*EXERCISE GOAL:*
Using the listing below, report all lines holding the word "આવરણ".

>> start EXERCISE INPUTS

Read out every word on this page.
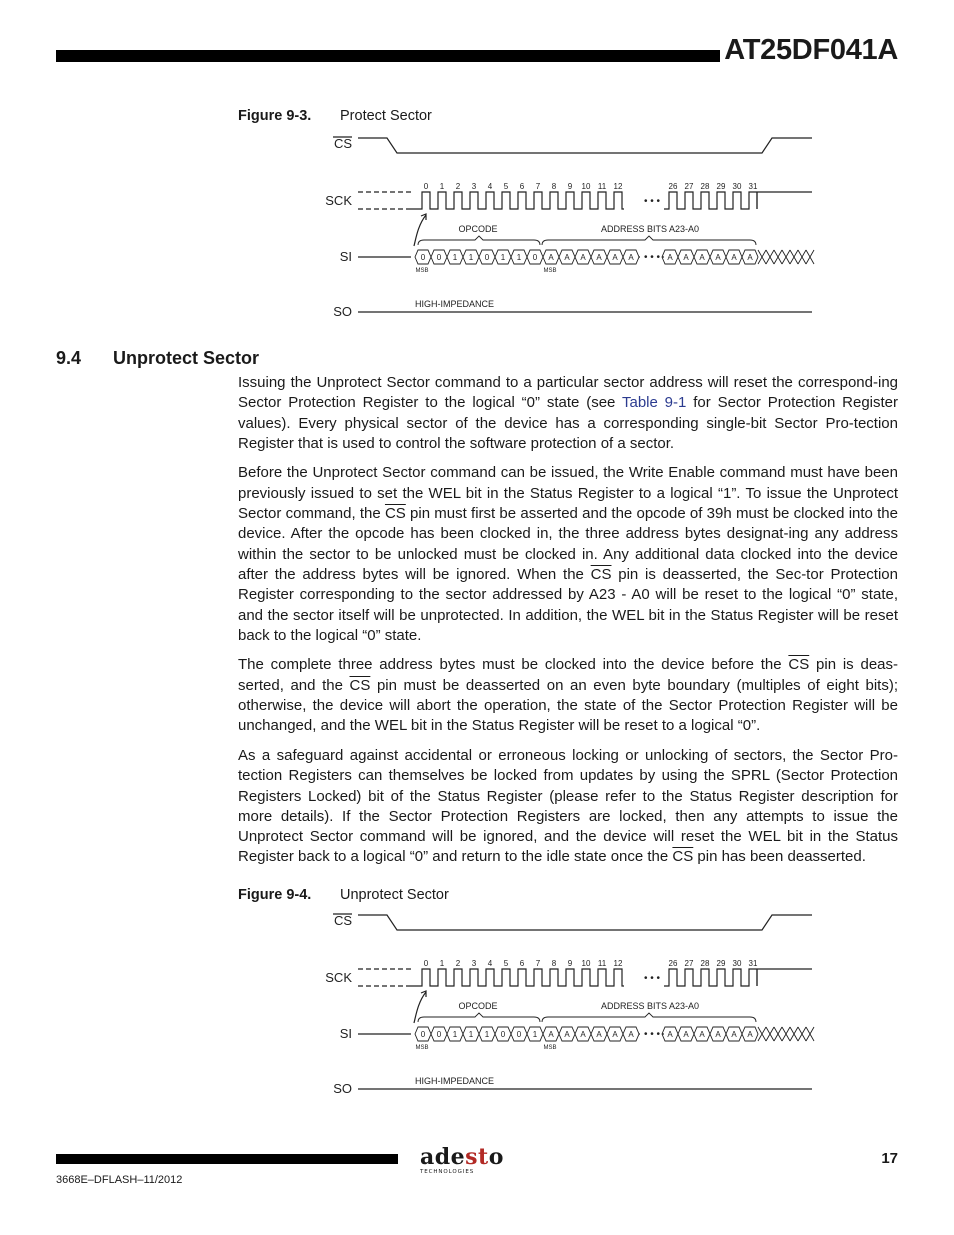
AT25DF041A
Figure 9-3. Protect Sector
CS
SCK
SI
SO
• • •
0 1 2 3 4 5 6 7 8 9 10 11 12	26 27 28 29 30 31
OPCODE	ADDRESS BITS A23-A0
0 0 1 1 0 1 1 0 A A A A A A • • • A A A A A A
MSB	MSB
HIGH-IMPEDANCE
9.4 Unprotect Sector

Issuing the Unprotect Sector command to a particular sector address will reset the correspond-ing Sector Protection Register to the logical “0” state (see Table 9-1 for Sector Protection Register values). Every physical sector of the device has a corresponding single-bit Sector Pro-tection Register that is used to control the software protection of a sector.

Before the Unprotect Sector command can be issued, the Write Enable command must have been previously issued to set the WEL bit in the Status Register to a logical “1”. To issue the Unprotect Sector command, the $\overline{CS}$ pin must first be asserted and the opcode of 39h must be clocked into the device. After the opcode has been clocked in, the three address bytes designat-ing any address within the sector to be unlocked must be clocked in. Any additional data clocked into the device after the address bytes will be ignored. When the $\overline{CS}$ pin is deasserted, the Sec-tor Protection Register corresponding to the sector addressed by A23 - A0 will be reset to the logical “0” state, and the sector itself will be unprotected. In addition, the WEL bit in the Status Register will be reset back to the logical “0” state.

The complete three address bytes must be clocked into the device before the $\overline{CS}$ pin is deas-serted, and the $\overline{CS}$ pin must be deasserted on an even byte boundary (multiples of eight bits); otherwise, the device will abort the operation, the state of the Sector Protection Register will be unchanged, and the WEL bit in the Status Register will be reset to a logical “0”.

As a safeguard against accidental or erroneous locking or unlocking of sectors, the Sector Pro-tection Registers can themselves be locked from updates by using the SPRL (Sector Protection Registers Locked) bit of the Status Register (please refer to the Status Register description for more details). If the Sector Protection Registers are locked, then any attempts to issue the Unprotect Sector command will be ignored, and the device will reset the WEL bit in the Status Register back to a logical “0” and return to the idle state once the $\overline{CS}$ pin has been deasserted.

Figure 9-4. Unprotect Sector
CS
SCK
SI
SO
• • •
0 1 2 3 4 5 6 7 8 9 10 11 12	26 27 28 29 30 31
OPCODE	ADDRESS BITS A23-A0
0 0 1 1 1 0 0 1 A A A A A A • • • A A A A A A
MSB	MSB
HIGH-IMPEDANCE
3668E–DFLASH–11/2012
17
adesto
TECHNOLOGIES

>> end EXERCISE INPUTS
>> start EXERCISE INPUTS

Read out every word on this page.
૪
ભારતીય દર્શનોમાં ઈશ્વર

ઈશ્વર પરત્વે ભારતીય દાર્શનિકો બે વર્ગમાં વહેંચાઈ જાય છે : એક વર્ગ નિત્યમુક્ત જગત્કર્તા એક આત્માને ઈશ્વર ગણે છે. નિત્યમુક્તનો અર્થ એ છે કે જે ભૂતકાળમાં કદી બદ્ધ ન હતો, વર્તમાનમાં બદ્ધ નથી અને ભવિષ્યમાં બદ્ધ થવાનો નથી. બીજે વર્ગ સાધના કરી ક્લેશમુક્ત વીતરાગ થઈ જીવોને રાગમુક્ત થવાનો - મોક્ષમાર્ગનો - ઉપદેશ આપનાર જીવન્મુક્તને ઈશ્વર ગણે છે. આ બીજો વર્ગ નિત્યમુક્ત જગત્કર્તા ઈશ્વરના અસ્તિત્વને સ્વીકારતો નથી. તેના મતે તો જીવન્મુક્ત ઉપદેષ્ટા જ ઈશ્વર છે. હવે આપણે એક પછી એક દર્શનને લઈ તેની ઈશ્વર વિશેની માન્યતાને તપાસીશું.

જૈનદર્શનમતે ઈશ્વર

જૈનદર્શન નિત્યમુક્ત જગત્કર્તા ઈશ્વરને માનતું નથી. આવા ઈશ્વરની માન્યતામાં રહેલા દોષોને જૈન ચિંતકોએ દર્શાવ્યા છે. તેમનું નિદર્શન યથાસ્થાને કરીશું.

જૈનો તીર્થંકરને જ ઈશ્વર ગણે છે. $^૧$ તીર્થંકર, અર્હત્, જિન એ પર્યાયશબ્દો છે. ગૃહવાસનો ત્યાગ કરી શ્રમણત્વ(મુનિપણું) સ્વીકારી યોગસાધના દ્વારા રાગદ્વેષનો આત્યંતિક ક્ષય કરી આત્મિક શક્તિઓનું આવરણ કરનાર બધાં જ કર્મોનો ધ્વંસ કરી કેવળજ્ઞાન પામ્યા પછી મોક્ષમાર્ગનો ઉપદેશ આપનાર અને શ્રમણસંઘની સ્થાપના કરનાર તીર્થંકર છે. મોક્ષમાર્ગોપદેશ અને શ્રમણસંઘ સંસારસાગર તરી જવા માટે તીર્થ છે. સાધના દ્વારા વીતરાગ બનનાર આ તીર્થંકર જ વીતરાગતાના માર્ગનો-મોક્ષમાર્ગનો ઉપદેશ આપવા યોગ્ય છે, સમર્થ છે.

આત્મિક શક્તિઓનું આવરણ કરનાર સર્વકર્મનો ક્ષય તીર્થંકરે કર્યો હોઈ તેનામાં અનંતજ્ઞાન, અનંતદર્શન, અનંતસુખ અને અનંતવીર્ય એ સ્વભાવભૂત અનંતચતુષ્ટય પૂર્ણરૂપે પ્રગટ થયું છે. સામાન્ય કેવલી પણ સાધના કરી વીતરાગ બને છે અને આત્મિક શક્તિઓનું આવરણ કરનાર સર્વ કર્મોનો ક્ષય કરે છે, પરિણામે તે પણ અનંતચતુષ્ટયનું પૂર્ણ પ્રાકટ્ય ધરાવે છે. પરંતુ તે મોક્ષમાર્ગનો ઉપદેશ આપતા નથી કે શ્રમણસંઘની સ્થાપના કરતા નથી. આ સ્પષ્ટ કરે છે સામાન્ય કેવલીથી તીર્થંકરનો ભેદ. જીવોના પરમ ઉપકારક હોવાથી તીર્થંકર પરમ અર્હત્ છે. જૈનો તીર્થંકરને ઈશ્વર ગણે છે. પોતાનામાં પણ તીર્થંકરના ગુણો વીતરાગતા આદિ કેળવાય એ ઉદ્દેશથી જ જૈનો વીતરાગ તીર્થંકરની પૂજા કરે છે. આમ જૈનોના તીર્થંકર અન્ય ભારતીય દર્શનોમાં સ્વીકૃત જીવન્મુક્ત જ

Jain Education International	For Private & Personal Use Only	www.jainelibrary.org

>> end EXERCISE INPUTS
>> start EXERCISE INPUTS

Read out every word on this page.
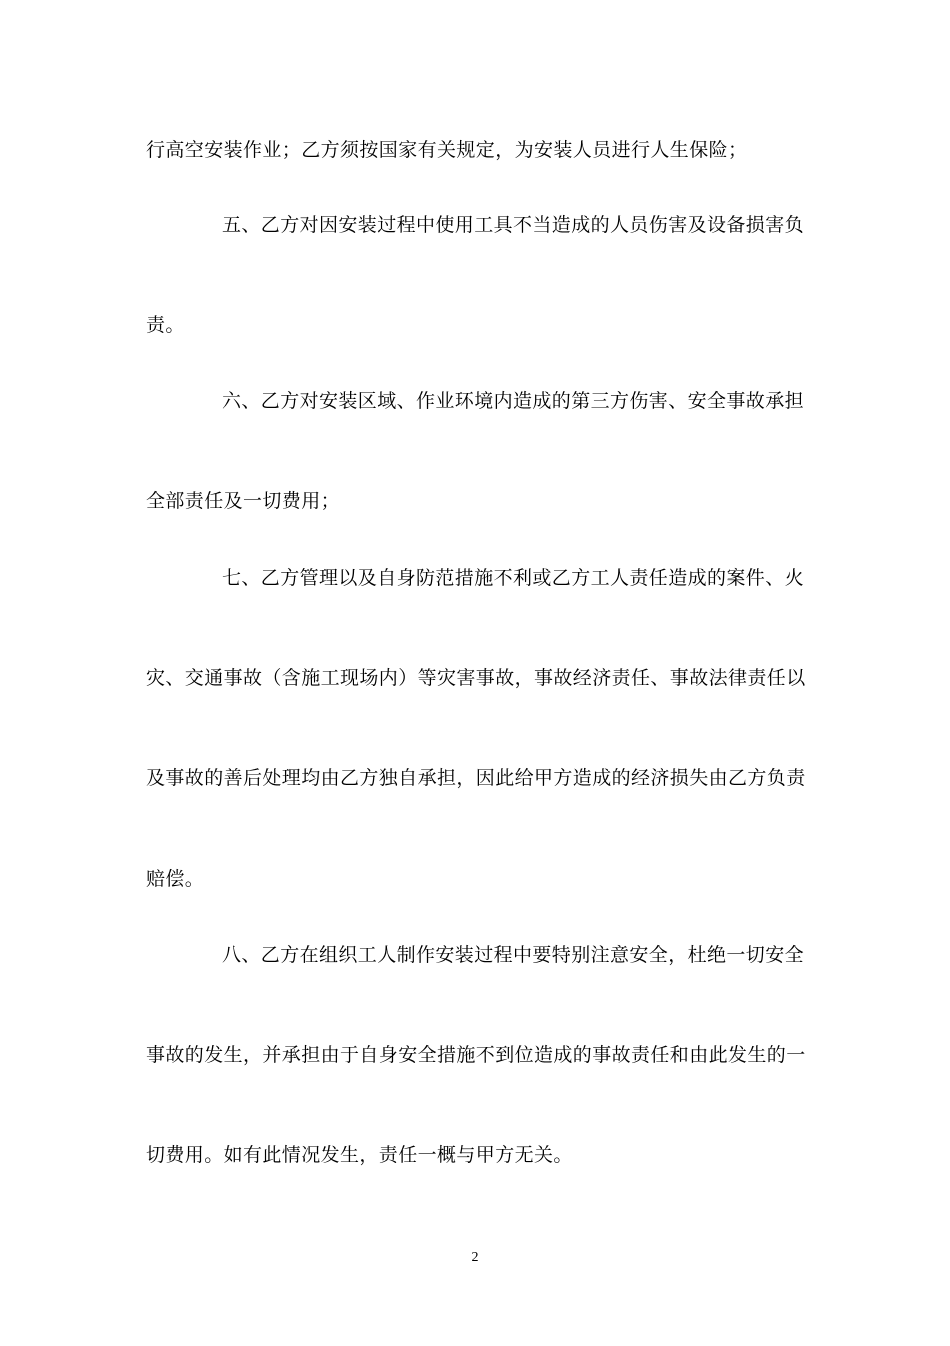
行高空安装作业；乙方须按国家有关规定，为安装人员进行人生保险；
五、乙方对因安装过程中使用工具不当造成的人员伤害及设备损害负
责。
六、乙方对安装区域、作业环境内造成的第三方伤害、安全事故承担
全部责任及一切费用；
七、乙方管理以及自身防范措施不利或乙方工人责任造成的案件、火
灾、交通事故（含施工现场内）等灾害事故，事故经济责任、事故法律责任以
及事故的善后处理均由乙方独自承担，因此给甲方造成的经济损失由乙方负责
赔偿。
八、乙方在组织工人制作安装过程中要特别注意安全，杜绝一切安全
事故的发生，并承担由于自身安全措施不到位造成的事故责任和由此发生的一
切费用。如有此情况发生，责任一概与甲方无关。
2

>> end EXERCISE INPUTS

*SOLUTION TO THIS TASK:*
જૈનો તીર્થંકરને જ ઈશ્વર ગણે છે. $^૧$ તીર્થંકર, અર્હત્, જિન એ પર્યાયશબ્દો છે. ગૃહવાસનો ત્યાગ કરી શ્રમણત્વ(મુનિપણું) સ્વીકારી યોગસાધના દ્વારા રાગદ્વેષનો આત્યંતિક ક્ષય કરી આત્મિક શક્તિઓનું આવરણ કરનાર બધાં જ કર્મોનો ધ્વંસ કરી કેવળજ્ઞાન પામ્યા પછી મોક્ષમાર્ગનો ઉપદેશ આપનાર અને શ્રમણસંઘની સ્થાપના કરનાર તીર્થંકર છે. મોક્ષમાર્ગોપદેશ અને શ્રમણસંઘ સંસારસાગર તરી જવા માટે તીર્થ છે. સાધના દ્વારા વીતરાગ બનનાર આ તીર્થંકર જ વીતરાગતાના માર્ગનો-મોક્ષમાર્ગનો ઉપદેશ આપવા યોગ્ય છે, સમર્થ છે.
આત્મિક શક્તિઓનું આવરણ કરનાર સર્વકર્મનો ક્ષય તીર્થંકરે કર્યો હોઈ તેનામાં અનંતજ્ઞાન, અનંતદર્શન, અનંતસુખ અને અનંતવીર્ય એ સ્વભાવભૂત અનંતચતુષ્ટય પૂર્ણરૂપે પ્રગટ થયું છે. સામાન્ય કેવલી પણ સાધના કરી વીતરાગ બને છે અને આત્મિક શક્તિઓનું આવરણ કરનાર સર્વ કર્મોનો ક્ષય કરે છે, પરિણામે તે પણ અનંતચતુષ્ટયનું પૂર્ણ પ્રાકટ્ય ધરાવે છે. પરંતુ તે મોક્ષમાર્ગનો ઉપદેશ આપતા નથી કે શ્રમણસંઘની સ્થાપના કરતા નથી. આ સ્પષ્ટ કરે છે સામાન્ય કેવલીથી તીર્થંકરનો ભેદ. જીવોના પરમ ઉપકારક હોવાથી તીર્થંકર પરમ અર્હત્ છે. જૈનો તીર્થંકરને ઈશ્વર ગણે છે. પોતાનામાં પણ તીર્થંકરના ગુણો વીતરાગતા આદિ કેળવાય એ ઉદ્દેશથી જ જૈનો વીતરાગ તીર્થંકરની પૂજા કરે છે. આમ જૈનોના તીર્થંકર અન્ય ભારતીય દર્શનોમાં સ્વીકૃત જીવન્મુક્ત જ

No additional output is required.